■ Records from a data source
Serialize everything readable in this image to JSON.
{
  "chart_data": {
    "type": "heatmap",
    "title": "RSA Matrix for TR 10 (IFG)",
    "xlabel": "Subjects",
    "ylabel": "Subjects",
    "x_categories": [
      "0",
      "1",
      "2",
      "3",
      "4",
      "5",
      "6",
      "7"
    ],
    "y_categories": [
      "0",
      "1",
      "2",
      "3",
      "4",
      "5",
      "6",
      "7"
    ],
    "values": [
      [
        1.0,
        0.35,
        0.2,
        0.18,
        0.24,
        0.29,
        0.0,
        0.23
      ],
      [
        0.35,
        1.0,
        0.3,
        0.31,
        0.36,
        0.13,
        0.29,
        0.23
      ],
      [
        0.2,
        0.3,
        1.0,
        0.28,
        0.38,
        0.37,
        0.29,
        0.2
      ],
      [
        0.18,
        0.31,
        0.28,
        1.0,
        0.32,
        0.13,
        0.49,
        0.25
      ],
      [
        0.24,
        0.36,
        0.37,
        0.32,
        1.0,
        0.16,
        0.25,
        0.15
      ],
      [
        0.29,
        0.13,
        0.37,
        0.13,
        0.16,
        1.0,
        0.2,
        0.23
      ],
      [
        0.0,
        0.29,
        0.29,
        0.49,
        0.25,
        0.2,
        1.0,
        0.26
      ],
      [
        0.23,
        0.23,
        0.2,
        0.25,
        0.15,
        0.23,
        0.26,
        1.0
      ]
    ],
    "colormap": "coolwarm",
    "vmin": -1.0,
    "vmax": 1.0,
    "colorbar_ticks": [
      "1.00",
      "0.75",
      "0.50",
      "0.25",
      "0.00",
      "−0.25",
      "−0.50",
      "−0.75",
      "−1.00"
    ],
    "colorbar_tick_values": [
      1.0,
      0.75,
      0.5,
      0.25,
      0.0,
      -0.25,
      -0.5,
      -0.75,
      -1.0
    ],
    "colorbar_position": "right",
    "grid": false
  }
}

■ REQUEST
Give back all the data exactly as written.

■ RESULT OF THE EXERCISE
Serialize everything readable in this image to JSON.
{
  "chart_data": {
    "type": "heatmap",
    "title": "RSA Matrix for TR 10 (IFG)",
    "xlabel": "Subjects",
    "ylabel": "Subjects",
    "x_categories": [
      "0",
      "1",
      "2",
      "3",
      "4",
      "5",
      "6",
      "7"
    ],
    "y_categories": [
      "0",
      "1",
      "2",
      "3",
      "4",
      "5",
      "6",
      "7"
    ],
    "values": [
      [
        1.0,
        0.35,
        0.2,
        0.18,
        0.24,
        0.29,
        0.0,
        0.23
      ],
      [
        0.35,
        1.0,
        0.3,
        0.31,
        0.36,
        0.13,
        0.29,
        0.23
      ],
      [
        0.2,
        0.3,
        1.0,
        0.28,
        0.38,
        0.37,
        0.29,
        0.2
      ],
      [
        0.18,
        0.31,
        0.28,
        1.0,
        0.32,
        0.13,
        0.49,
        0.25
      ],
      [
        0.24,
        0.36,
        0.37,
        0.32,
        1.0,
        0.16,
        0.25,
        0.15
      ],
      [
        0.29,
        0.13,
        0.37,
        0.13,
        0.16,
        1.0,
        0.2,
        0.23
      ],
      [
        0.0,
        0.29,
        0.29,
        0.49,
        0.25,
        0.2,
        1.0,
        0.26
      ],
      [
        0.23,
        0.23,
        0.2,
        0.25,
        0.15,
        0.23,
        0.26,
        1.0
      ]
    ],
    "colormap": "coolwarm",
    "vmin": -1.0,
    "vmax": 1.0,
    "colorbar_ticks": [
      "1.00",
      "0.75",
      "0.50",
      "0.25",
      "0.00",
      "−0.25",
      "−0.50",
      "−0.75",
      "−1.00"
    ],
    "colorbar_tick_values": [
      1.0,
      0.75,
      0.5,
      0.25,
      0.0,
      -0.25,
      -0.5,
      -0.75,
      -1.0
    ],
    "colorbar_position": "right",
    "grid": false
  }
}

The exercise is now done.